| Given exercise |
From the listing below, pull out all lines with "SORTEX" in them.

--

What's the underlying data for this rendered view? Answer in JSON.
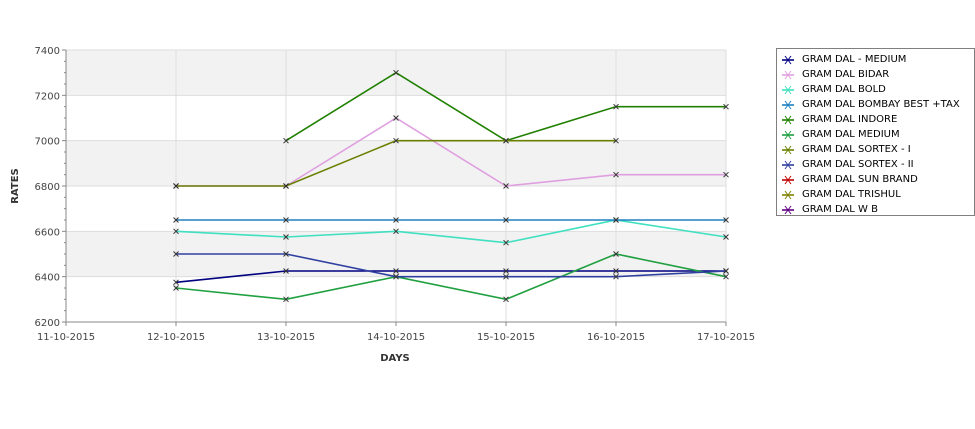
{
  "chart_data": {
    "type": "line",
    "xlabel": "DAYS",
    "ylabel": "RATES",
    "x_ticks": [
      "11-10-2015",
      "12-10-2015",
      "13-10-2015",
      "14-10-2015",
      "15-10-2015",
      "16-10-2015",
      "17-10-2015"
    ],
    "y_ticks": [
      "6200",
      "6400",
      "6600",
      "6800",
      "7000",
      "7200",
      "7400"
    ],
    "ylim": [
      6200,
      7400
    ],
    "grid": true,
    "legend_position": "right",
    "series": [
      {
        "name": "GRAM DAL - MEDIUM",
        "color": "#000080",
        "values": [
          null,
          6375,
          6425,
          6425,
          6425,
          6425,
          6425
        ]
      },
      {
        "name": "GRAM DAL BIDAR",
        "color": "#e0a0e0",
        "values": [
          null,
          6800,
          6800,
          7100,
          6800,
          6850,
          6850
        ]
      },
      {
        "name": "GRAM DAL BOLD",
        "color": "#40e0c0",
        "values": [
          null,
          6600,
          6575,
          6600,
          6550,
          6650,
          6575
        ]
      },
      {
        "name": "GRAM DAL BOMBAY BEST +TAX",
        "color": "#2080c0",
        "values": [
          null,
          6650,
          6650,
          6650,
          6650,
          6650,
          6650
        ]
      },
      {
        "name": "GRAM DAL INDORE",
        "color": "#208000",
        "values": [
          null,
          null,
          7000,
          7300,
          7000,
          7150,
          7150
        ]
      },
      {
        "name": "GRAM DAL MEDIUM",
        "color": "#20a040",
        "values": [
          null,
          6350,
          6300,
          6400,
          6300,
          6500,
          6400
        ]
      },
      {
        "name": "GRAM DAL SORTEX  - I",
        "color": "#6a8000",
        "values": [
          null,
          6800,
          6800,
          7000,
          7000,
          7000,
          null
        ]
      },
      {
        "name": "GRAM DAL SORTEX - II",
        "color": "#3040a0",
        "values": [
          null,
          6500,
          6500,
          6400,
          6400,
          6400,
          6425
        ]
      },
      {
        "name": "GRAM DAL SUN BRAND",
        "color": "#c00000",
        "values": []
      },
      {
        "name": "GRAM DAL TRISHUL",
        "color": "#808000",
        "values": []
      },
      {
        "name": "GRAM DAL W B",
        "color": "#600080",
        "values": []
      }
    ]
  }
}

--

| Answer to the problem |
        "name": "GRAM DAL SORTEX  - I",
        "name": "GRAM DAL SORTEX - II",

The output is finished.